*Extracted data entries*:
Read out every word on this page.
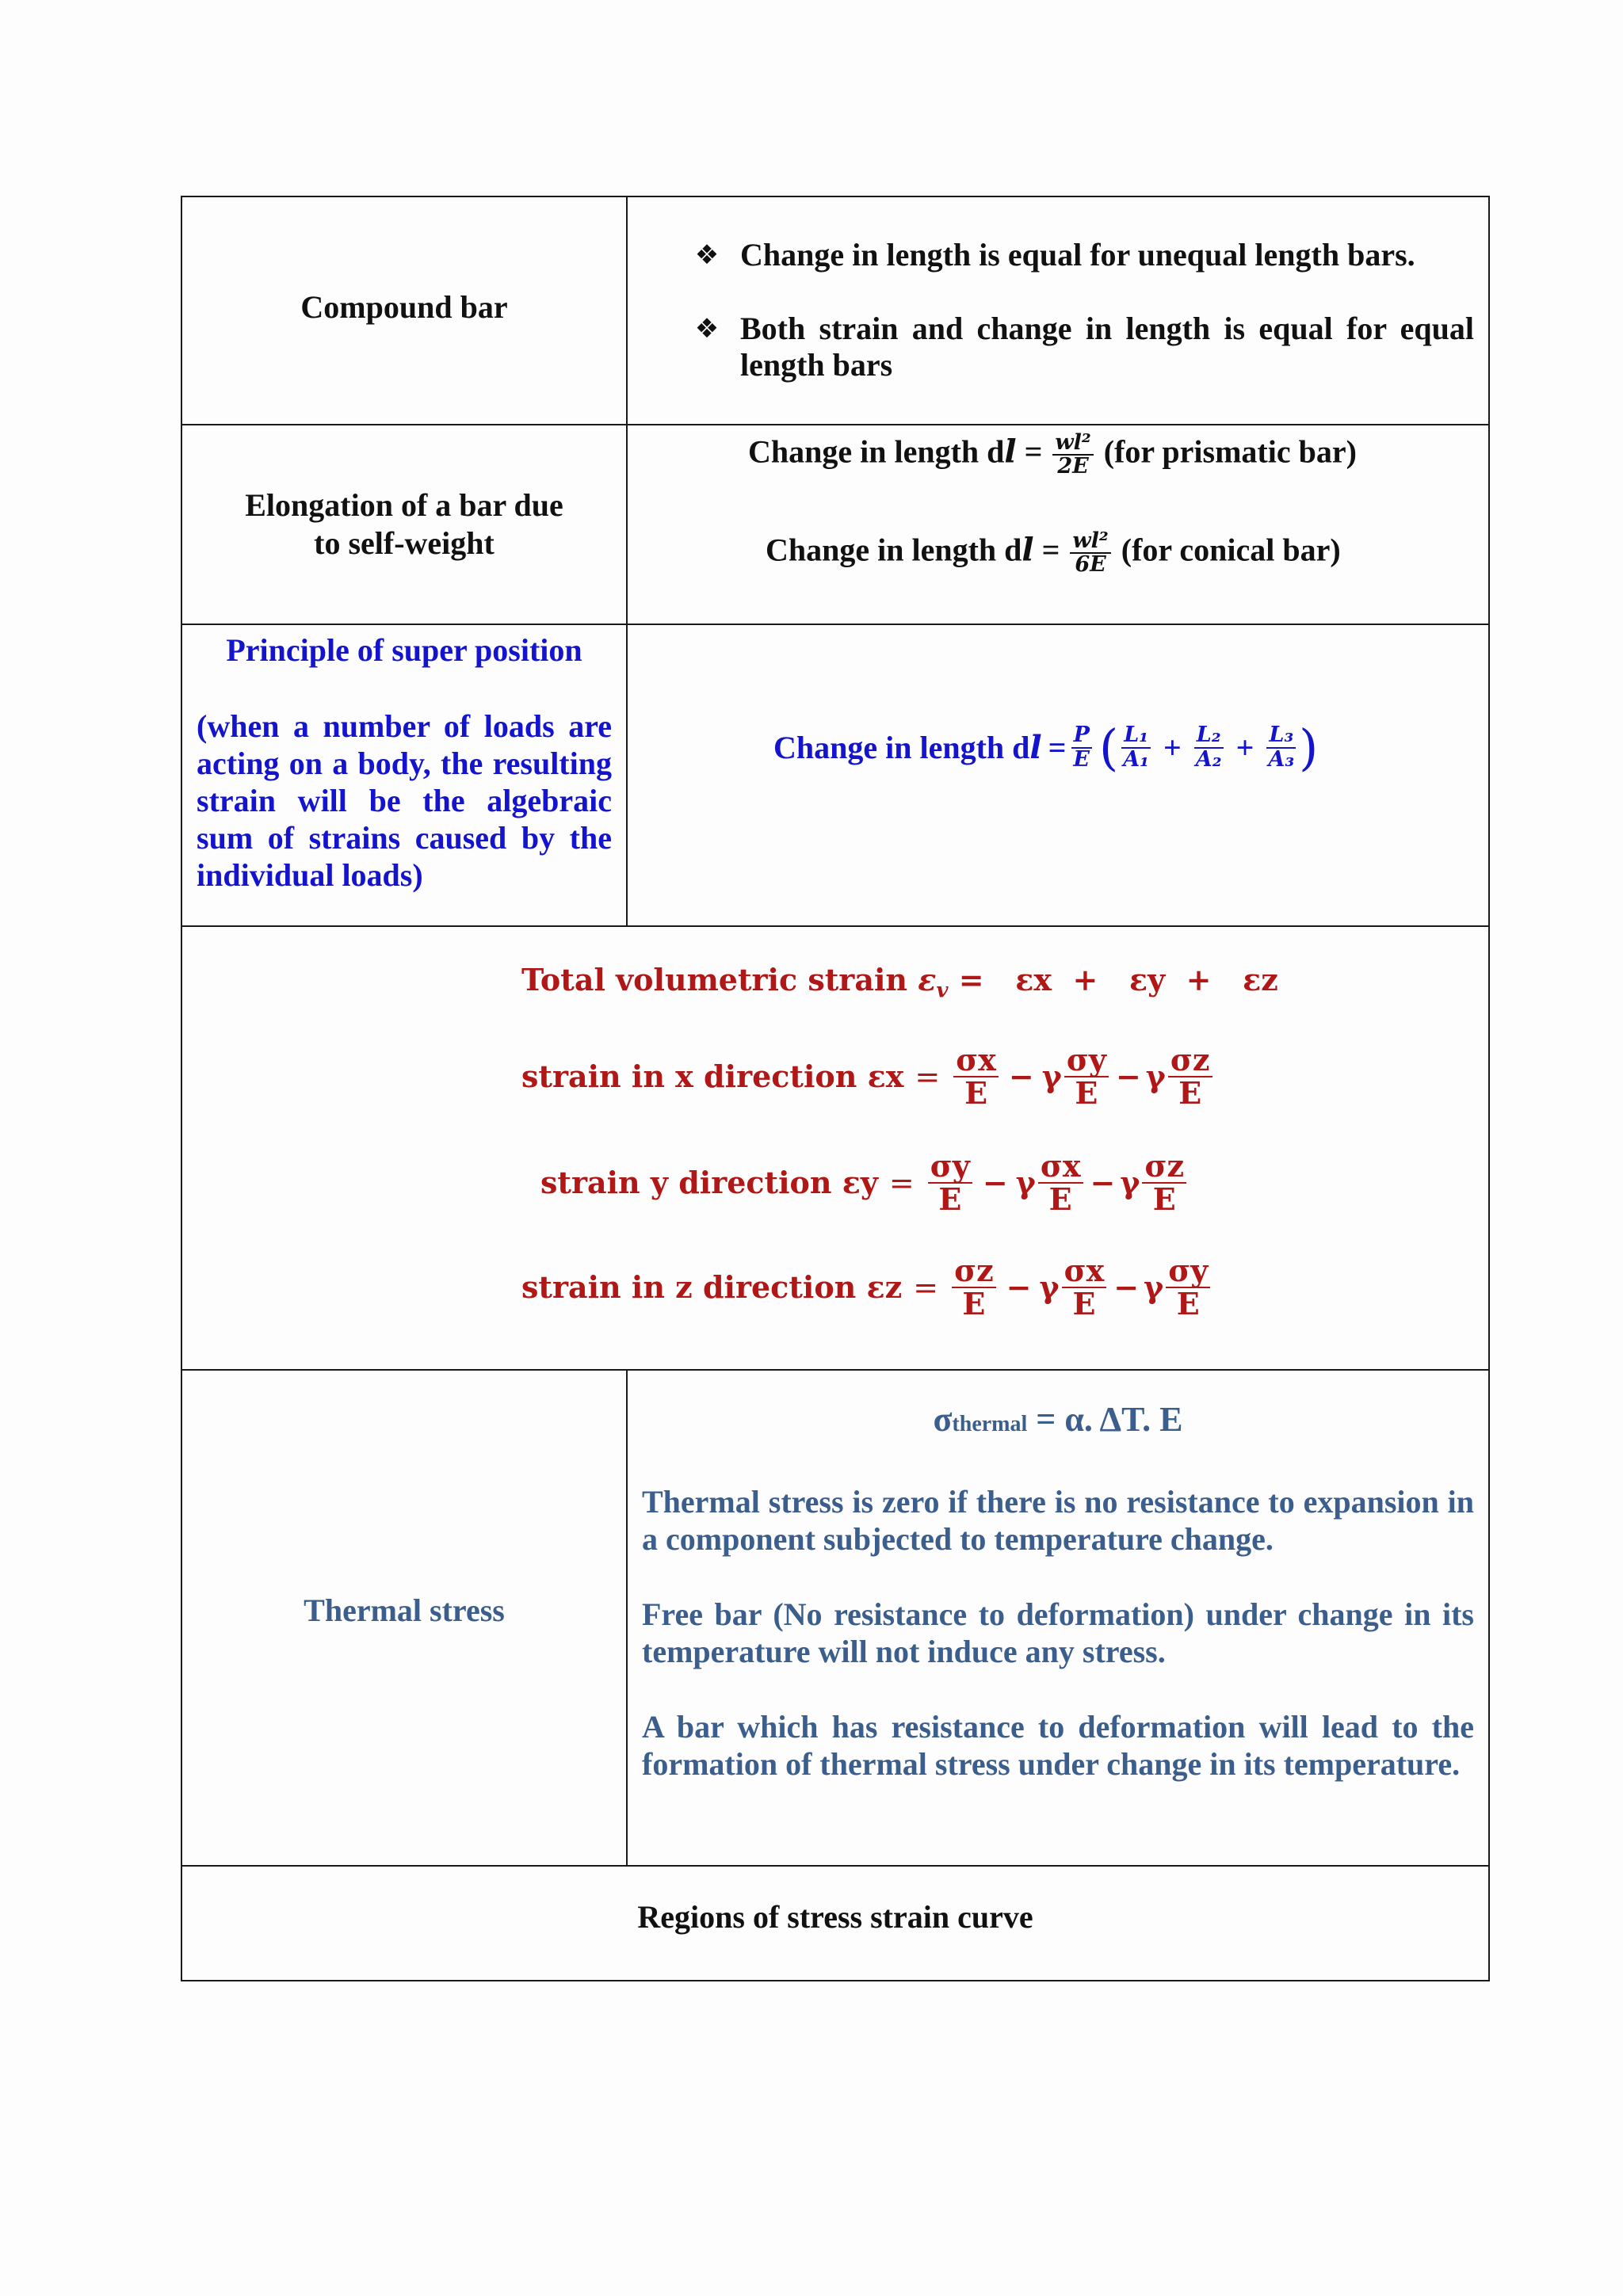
Compound bar
❖ Change in length is equal for unequal length bars.
❖ Both strain and change in length is equal for equal length bars
Elongation of a bar due to self-weight
Change in length dl = $\frac{\text{wl²}}{2E} (for$ prismatic bar)
Change in length dl = $\frac{\text{wl²}}{6E} (for$ conical bar)
Principle of super position
(when a number of loads are acting on a body, the resulting strain will be the algebraic sum of strains caused by the individual loads)
Change in length d $l = \frac{P}{E}$ ( $\frac{\text{L₁}}{\text{A₁}} + \frac{\text{L₂}}{\text{A₂}} + \frac{\text{L₃}}{\text{A₃}}$ )
Total volumetric strain $\varepsilon_v = \varepsilon x + \varepsilon y + \varepsilon z$
strain in x direction
$\varepsilon x = \frac{\sigma x}{E} - \gamma \frac{\sigma y}{E} - \gamma \frac{\sigma z}{E}$
strain y direction
$\varepsilon y = \frac{\sigma y}{E} - \gamma \frac{\sigma x}{E} - \gamma \frac{\sigma z}{E}$
strain in z direction
$\varepsilon z = \frac{\sigma z}{E} - \gamma \frac{\sigma x}{E} - \gamma \frac{\sigma y}{E}$
Thermal stress
σthermal = α. ΔT. E
Thermal stress is zero if there is no resistance to expansion in a component subjected to temperature change.
Free bar (No resistance to deformation) under change in its temperature will not induce any stress.
A bar which has resistance to deformation will lead to the formation of thermal stress under change in its temperature.
Regions of stress strain curve
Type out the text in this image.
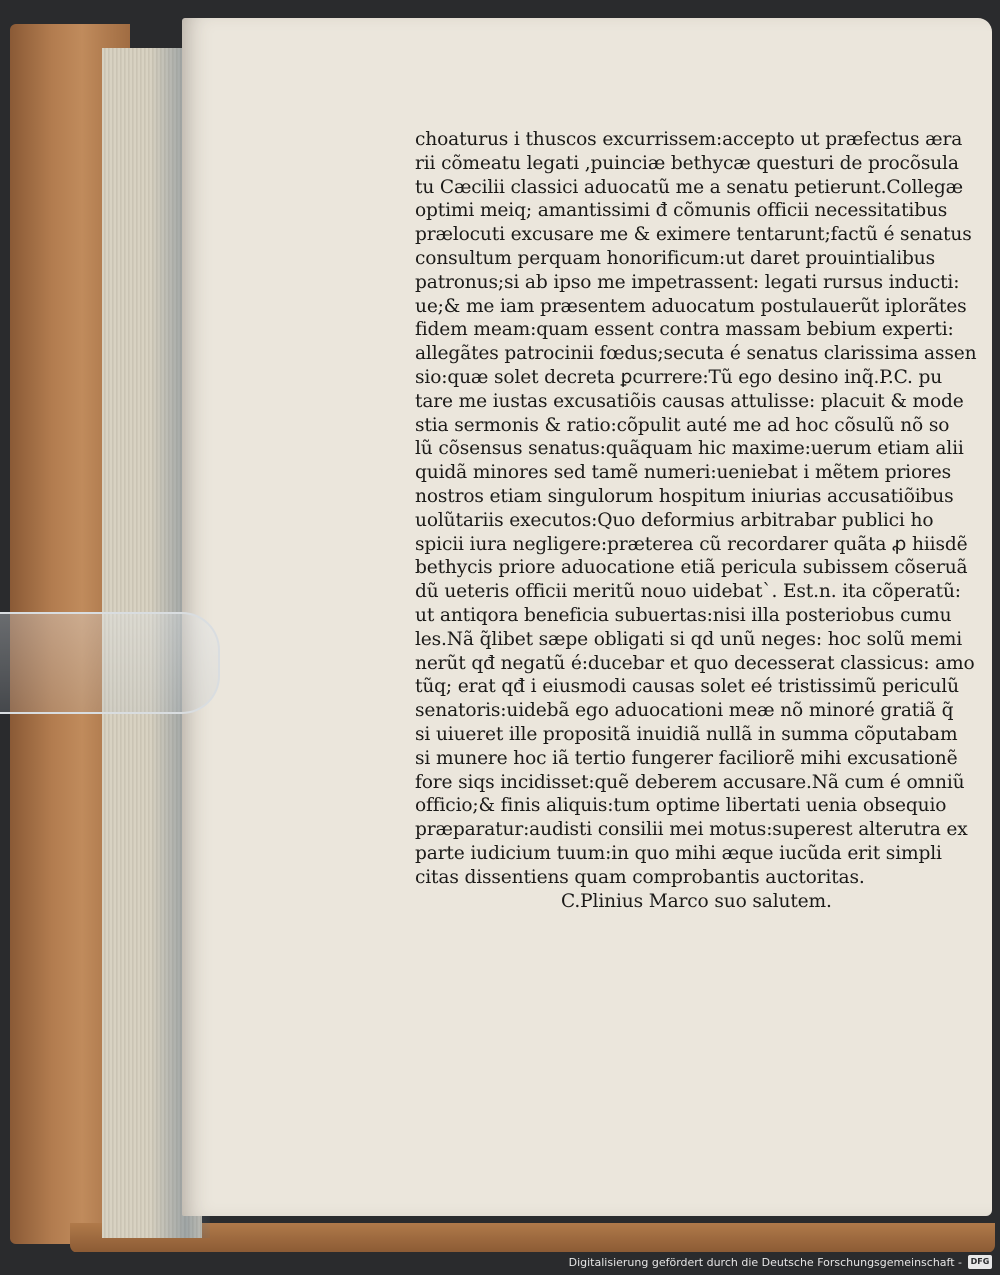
choaturus i thuscos excurrissem:accepto ut præfectus æra
rii cõmeatu legati ,puinciæ bethycæ questuri de procõsula
tu Cæcilii classici aduocatũ me a senatu petierunt.Collegæ
optimi meiq; amantissimi đ cõmunis officii necessitatibus
prælocuti excusare me & eximere tentarunt;factũ é senatus
consultum perquam honorificum:ut daret prouintialibus
patronus;si ab ipso me impetrassent: legati rursus inducti:
ue;& me iam præsentem aduocatum postulauerũt iplorãtes
fidem meam:quam essent contra massam bebium experti:
allegãtes patrocinii fœdus;secuta é senatus clarissima assen
sio:quæ solet decreta ꝑcurrere:Tũ ego desino inq̃.P.C. pu
tare me iustas excusatiõis causas attulisse: placuit & mode
stia sermonis & ratio:cõpulit auté me ad hoc cõsulũ nõ so
lũ cõsensus senatus:quãquam hic maxime:uerum etiam alii
quidã minores sed tamẽ numeri:ueniebat i mẽtem priores
nostros etiam singulorum hospitum iniurias accusatiõibus
uolũtariis executos:Quo deformius arbitrabar publici ho
spicii iura negligere:præterea cũ recordarer quãta ꝓ hiisdẽ
bethycis priore aduocatione etiã pericula subissem cõseruã
dũ ueteris officii meritũ nouo uidebatˋ. Est.n. ita cõperatũ:
ut antiqora beneficia subuertas:nisi illa posteriobus cumu
les.Nã q̃libet sæpe obligati si qd unũ neges: hoc solũ memi
nerũt qđ negatũ é:ducebar et quo decesserat classicus: amo
tũq; erat qđ i eiusmodi causas solet eé tristissimũ periculũ
senatoris:uidebã ego aduocationi meæ nõ minoré gratiã q̃
si uiueret ille propositã inuidiã nullã in summa cõputabam
si munere hoc iã tertio fungerer faciliorẽ mihi excusationẽ
fore siqs incidisset:quẽ deberem accusare.Nã cum é omniũ
officio;& finis aliquis:tum optime libertati uenia obsequio
præparatur:audisti consilii mei motus:superest alterutra ex
parte iudicium tuum:in quo mihi æque iucũda erit simpli
citas dissentiens quam comprobantis auctoritas.
C.Plinius Marco suo salutem.
Digitalisierung gefördert durch die Deutsche Forschungsgemeinschaft -	DFG
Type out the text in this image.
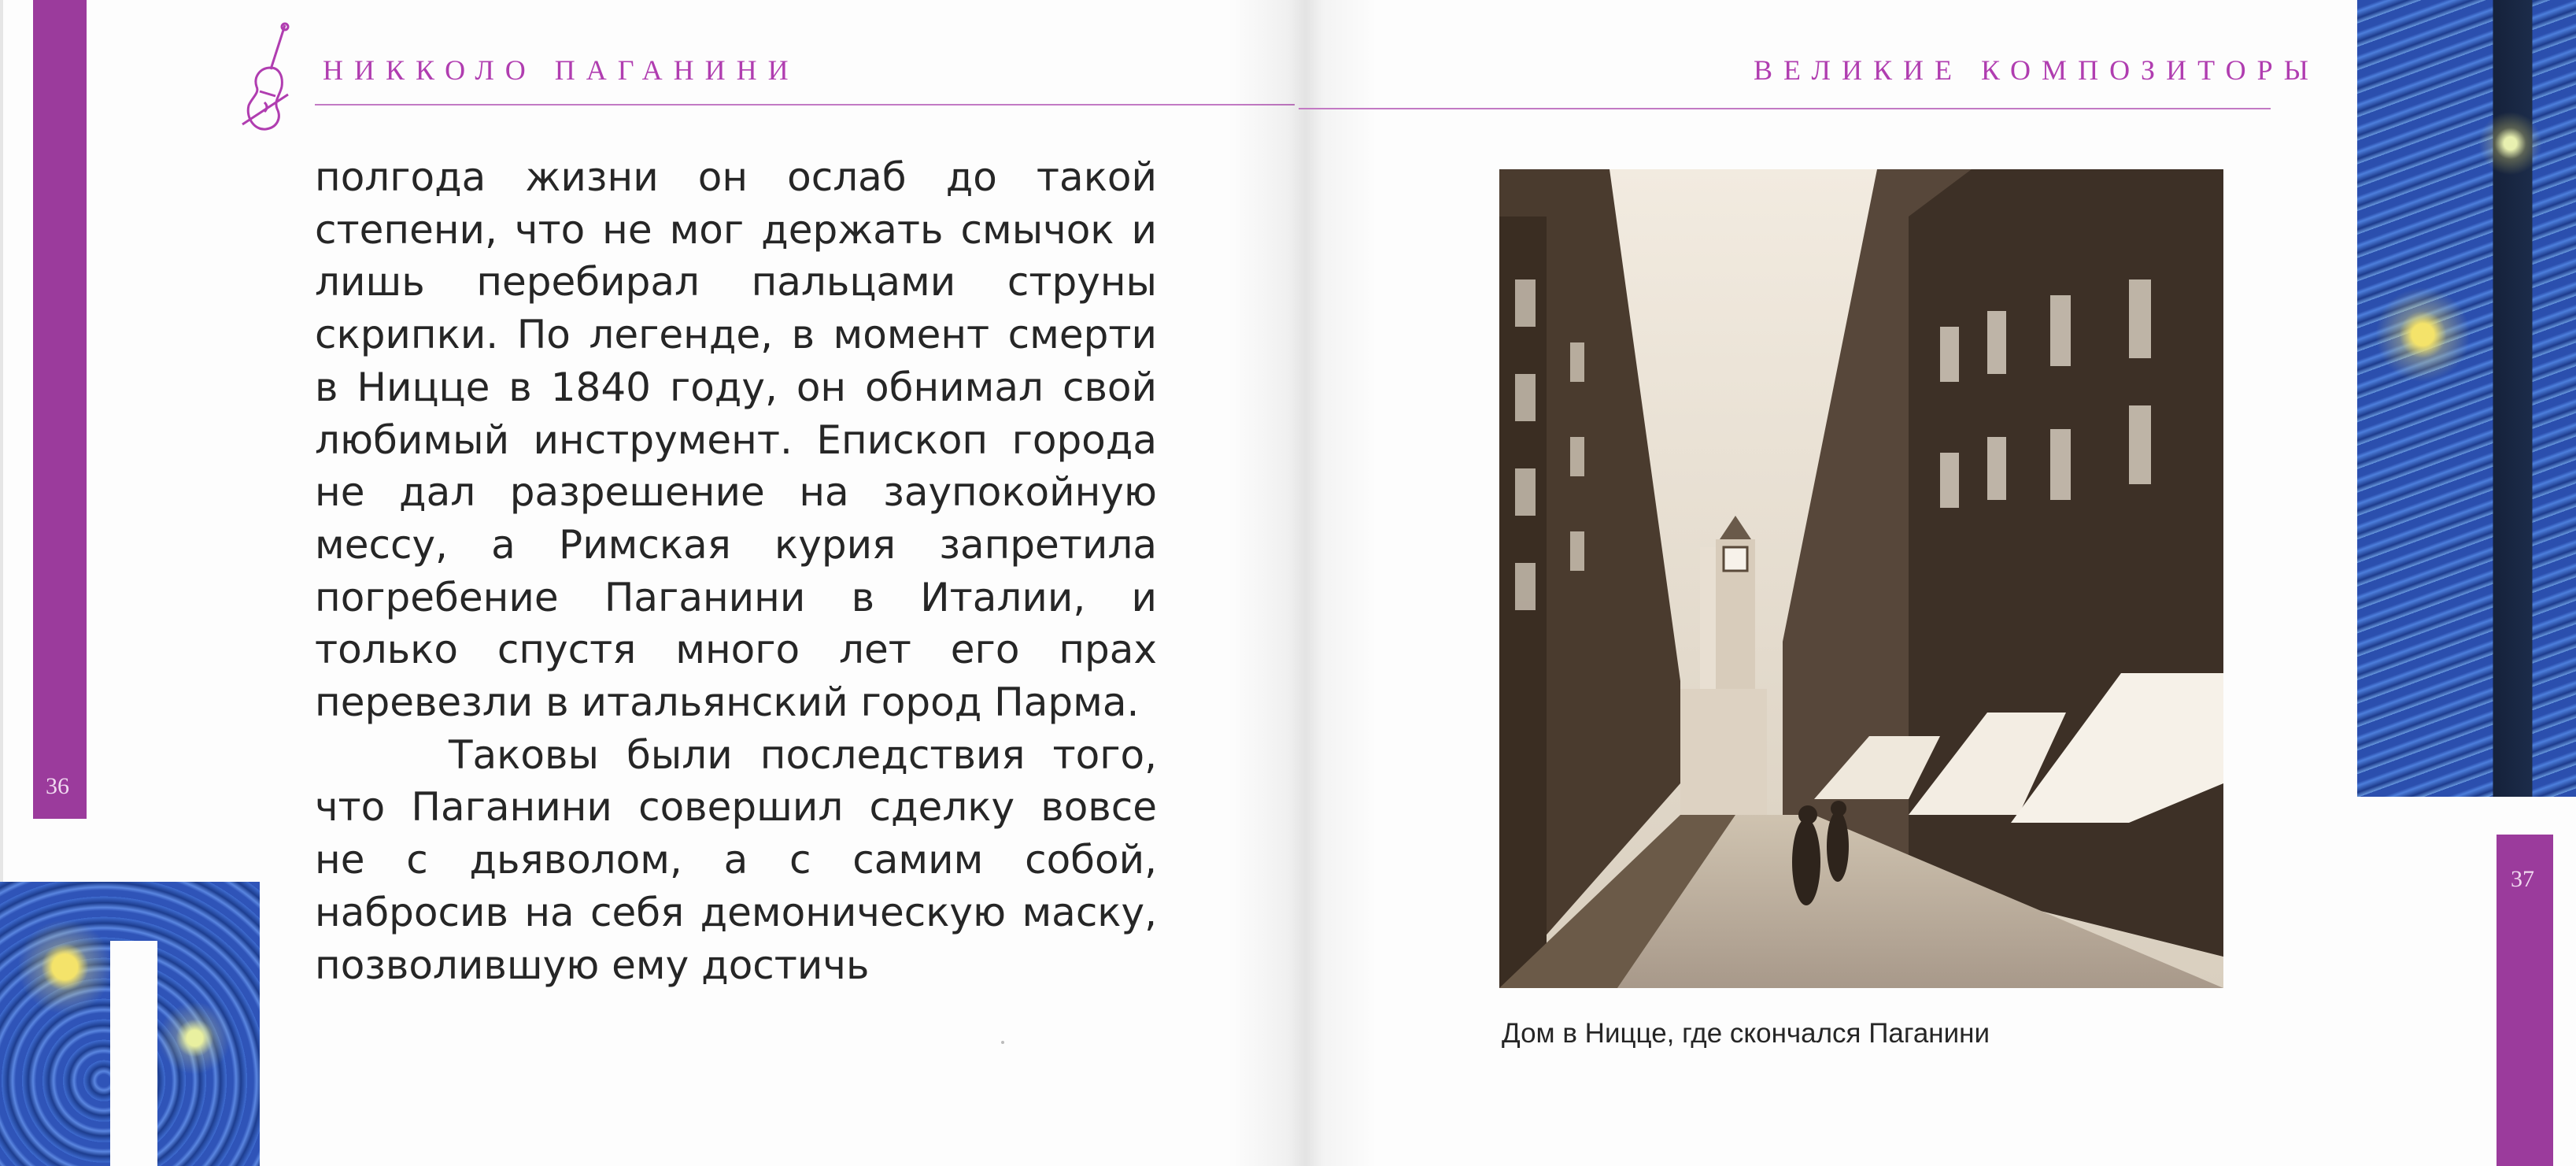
36
НИККОЛО ПАГАНИНИ

полгода жизни он ослаб до такой степени, что не мог держать смычок и лишь перебирал пальцами струны скрипки. По легенде, в момент смерти в Ницце в 1840 году, он обнимал свой любимый инструмент. Епископ города не дал разрешение на заупокойную мессу, а Римская курия запретила погребение Паганини в Италии, и только спустя много лет его прах перевезли в итальянский город Парма.

Таковы были последствия того, что Паганини совершил сделку вовсе не с дьяволом, а с самим собой, набросив на себя демоническую маску, позволившую ему достичь

37
ВЕЛИКИЕ КОМПОЗИТОРЫ
Дом в Ницце, где скончался Паганини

*REQUIREMENT*:
Among the lines above, count those containing the word "resistance" and give nothing but the result.

*FINAL RESULT*:
3